*BRIEF*: Copy out every record below with complete accuracy.

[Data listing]
· · · · · · ·

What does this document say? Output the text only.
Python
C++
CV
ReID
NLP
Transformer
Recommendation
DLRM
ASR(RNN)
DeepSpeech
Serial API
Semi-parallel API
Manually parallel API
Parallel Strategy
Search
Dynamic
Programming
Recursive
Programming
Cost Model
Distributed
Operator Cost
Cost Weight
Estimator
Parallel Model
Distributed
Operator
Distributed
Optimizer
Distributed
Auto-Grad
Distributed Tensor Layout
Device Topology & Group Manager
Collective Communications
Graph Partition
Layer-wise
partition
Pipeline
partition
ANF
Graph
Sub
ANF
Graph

· · · · · · ·

*WRITTEN REPLY*:
What does this document say? Output the text only.
Python
C++
CV
ReID
NLP
Transformer
Recommendation
DLRM
ASR(RNN)
DeepSpeech
Serial API
Semi-parallel API
Manually parallel API
Parallel Strategy
Search
Dynamic
Programming
Recursive
Programming
Cost Model
Distributed
Operator Cost
Cost Weight
Estimator
Parallel Model
Distributed
Operator
Distributed
Optimizer
Distributed
Auto-Grad
Distributed Tensor Layout
Device Topology & Group Manager
Collective Communications
Graph Partition
Layer-wise
partition
Pipeline
partition
ANF
Graph
Sub
ANF
Graph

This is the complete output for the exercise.